(Saved entries)
"""

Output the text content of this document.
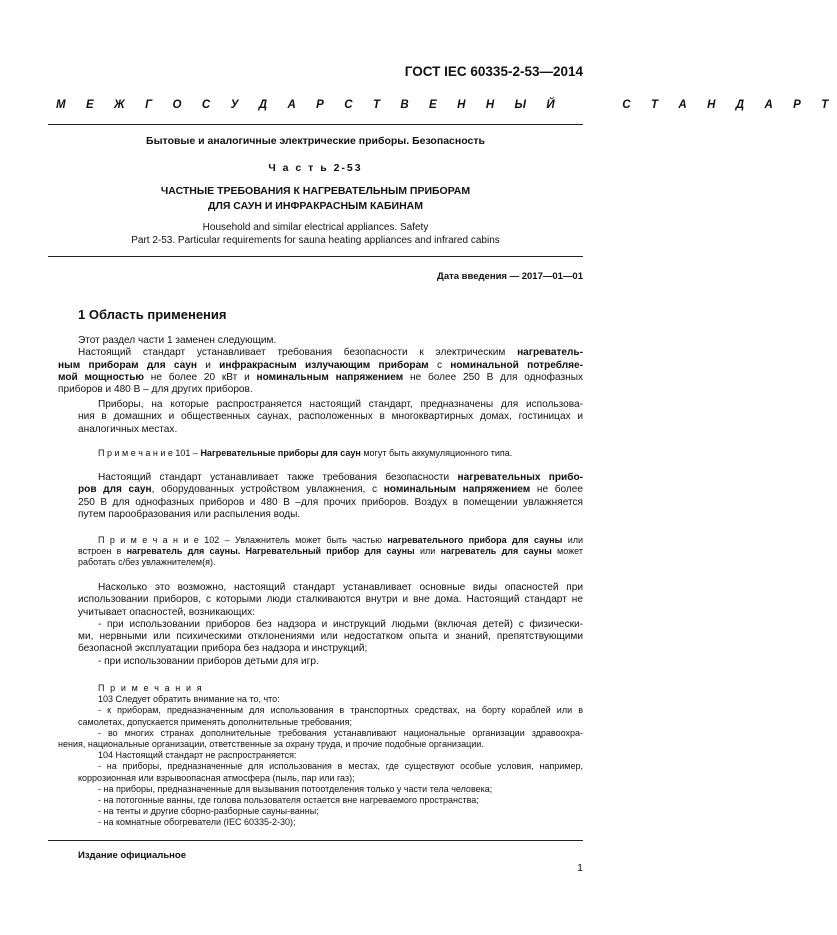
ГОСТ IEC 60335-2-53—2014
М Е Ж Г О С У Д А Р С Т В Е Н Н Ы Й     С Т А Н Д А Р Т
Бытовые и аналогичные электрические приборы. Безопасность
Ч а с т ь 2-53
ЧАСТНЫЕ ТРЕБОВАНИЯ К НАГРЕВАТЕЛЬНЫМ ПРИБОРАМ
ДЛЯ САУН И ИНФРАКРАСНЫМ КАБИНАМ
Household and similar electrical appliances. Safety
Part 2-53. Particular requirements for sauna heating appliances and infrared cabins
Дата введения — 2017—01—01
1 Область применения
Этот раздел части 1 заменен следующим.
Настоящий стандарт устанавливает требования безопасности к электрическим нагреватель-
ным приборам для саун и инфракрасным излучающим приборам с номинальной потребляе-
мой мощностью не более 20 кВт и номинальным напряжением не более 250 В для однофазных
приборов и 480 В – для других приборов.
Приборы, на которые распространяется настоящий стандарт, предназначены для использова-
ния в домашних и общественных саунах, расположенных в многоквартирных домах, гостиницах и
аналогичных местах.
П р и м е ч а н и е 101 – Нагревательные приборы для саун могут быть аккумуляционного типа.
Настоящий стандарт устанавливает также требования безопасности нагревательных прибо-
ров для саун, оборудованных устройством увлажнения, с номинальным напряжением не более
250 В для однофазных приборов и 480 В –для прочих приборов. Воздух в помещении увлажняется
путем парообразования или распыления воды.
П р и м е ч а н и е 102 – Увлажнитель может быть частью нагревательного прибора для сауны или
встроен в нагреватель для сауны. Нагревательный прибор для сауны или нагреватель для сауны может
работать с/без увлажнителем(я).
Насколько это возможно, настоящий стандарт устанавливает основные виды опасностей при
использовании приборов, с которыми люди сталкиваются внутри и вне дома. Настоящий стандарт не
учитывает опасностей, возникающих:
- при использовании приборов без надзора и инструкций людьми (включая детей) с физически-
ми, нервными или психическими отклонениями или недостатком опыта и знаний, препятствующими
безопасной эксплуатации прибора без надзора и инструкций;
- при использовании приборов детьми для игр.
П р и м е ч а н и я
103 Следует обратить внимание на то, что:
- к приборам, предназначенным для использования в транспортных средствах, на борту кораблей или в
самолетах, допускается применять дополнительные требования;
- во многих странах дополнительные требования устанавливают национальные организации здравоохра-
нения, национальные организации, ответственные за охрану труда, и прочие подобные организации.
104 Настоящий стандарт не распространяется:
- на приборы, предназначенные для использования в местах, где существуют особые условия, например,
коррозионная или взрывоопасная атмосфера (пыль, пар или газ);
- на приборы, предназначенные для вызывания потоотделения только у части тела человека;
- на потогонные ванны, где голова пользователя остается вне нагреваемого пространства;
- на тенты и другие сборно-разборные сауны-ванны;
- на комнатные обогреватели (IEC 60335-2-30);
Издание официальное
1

"""
"""

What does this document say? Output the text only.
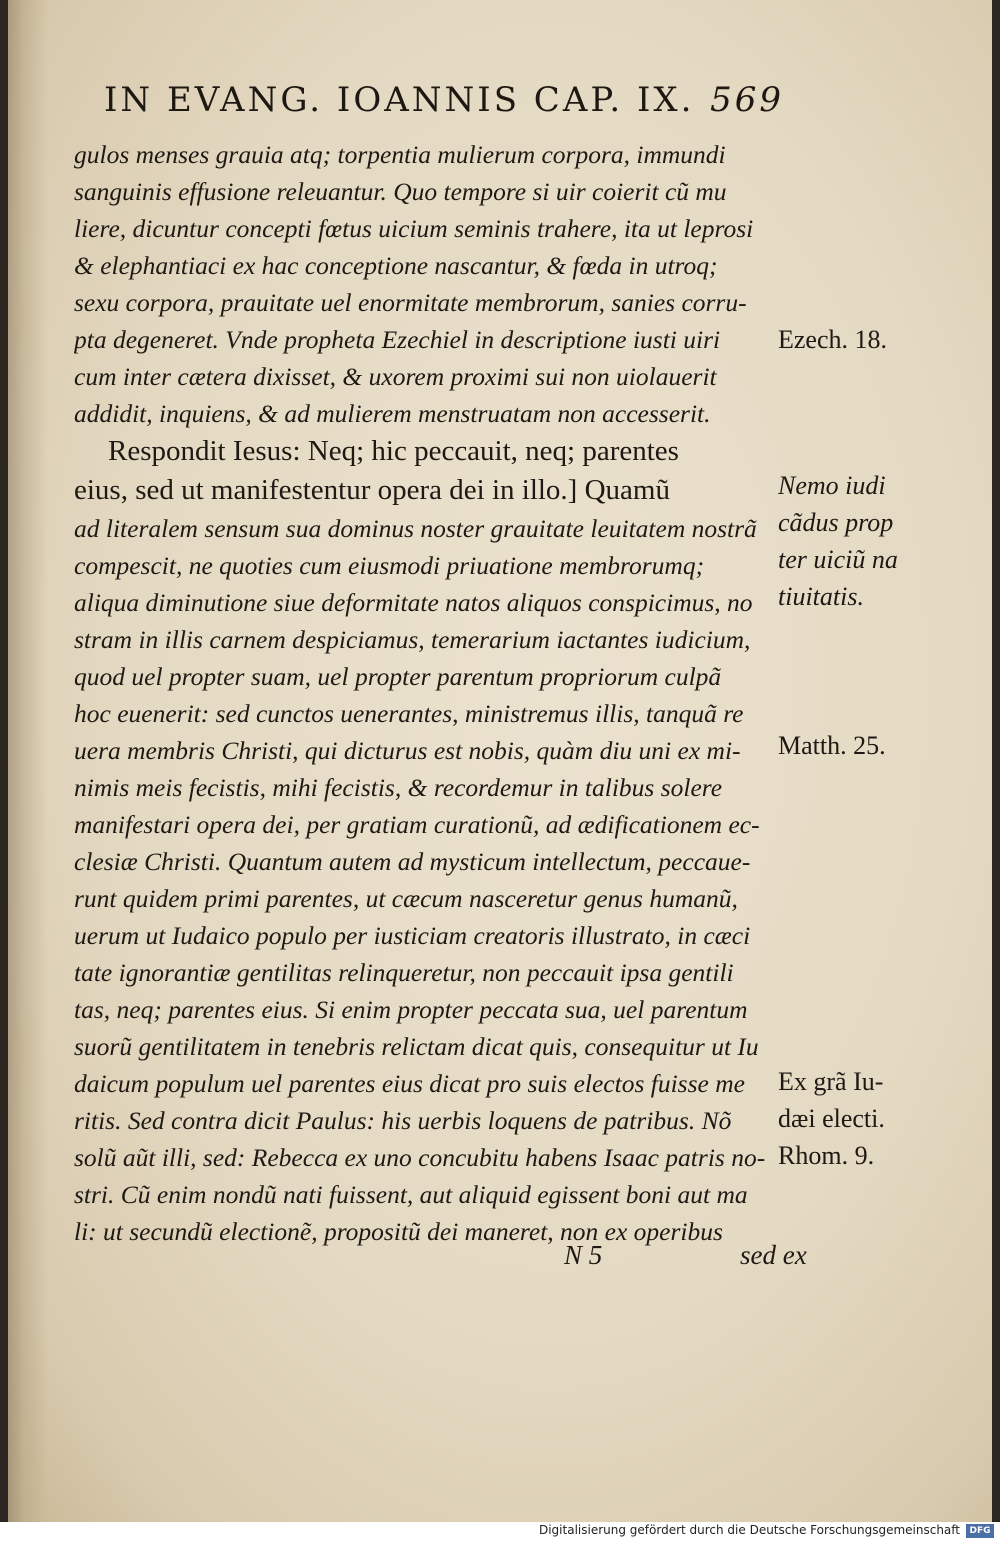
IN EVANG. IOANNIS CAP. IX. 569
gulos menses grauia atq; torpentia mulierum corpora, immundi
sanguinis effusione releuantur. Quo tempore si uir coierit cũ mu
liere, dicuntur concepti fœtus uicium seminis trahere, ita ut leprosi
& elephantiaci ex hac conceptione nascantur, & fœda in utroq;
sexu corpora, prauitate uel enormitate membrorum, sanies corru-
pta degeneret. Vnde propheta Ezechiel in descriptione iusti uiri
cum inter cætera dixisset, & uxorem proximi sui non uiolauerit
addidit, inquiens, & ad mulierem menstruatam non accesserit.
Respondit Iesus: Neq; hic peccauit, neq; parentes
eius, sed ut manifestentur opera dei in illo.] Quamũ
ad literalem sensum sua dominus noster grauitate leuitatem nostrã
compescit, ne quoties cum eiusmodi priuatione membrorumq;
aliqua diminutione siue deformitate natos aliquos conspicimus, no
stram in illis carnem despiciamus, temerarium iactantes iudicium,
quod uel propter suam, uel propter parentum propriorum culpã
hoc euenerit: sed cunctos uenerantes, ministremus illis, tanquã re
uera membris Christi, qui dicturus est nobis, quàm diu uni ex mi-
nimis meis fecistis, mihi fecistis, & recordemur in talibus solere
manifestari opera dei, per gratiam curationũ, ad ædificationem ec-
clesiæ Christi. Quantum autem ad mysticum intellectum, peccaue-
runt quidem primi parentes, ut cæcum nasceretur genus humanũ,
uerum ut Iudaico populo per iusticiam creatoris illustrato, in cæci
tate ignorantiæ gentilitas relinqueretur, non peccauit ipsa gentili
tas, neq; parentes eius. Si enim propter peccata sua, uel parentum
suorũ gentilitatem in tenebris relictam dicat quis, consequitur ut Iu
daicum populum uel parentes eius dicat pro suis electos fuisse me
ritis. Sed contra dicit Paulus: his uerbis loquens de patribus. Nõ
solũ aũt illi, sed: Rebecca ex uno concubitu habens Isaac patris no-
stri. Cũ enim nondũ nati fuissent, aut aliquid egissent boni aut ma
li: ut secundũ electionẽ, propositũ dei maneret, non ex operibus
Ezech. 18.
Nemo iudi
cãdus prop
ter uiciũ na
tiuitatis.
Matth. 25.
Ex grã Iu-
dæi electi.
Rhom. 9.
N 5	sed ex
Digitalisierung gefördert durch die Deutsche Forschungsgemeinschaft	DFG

"""

▶ WHAT IS ASKED
Pick out each line in the material containing "dicat".

▶ WORKED ANSWER
suorũ gentilitatem in tenebris relictam dicat quis, consequitur ut Iu
daicum populum uel parentes eius dicat pro suis electos fuisse me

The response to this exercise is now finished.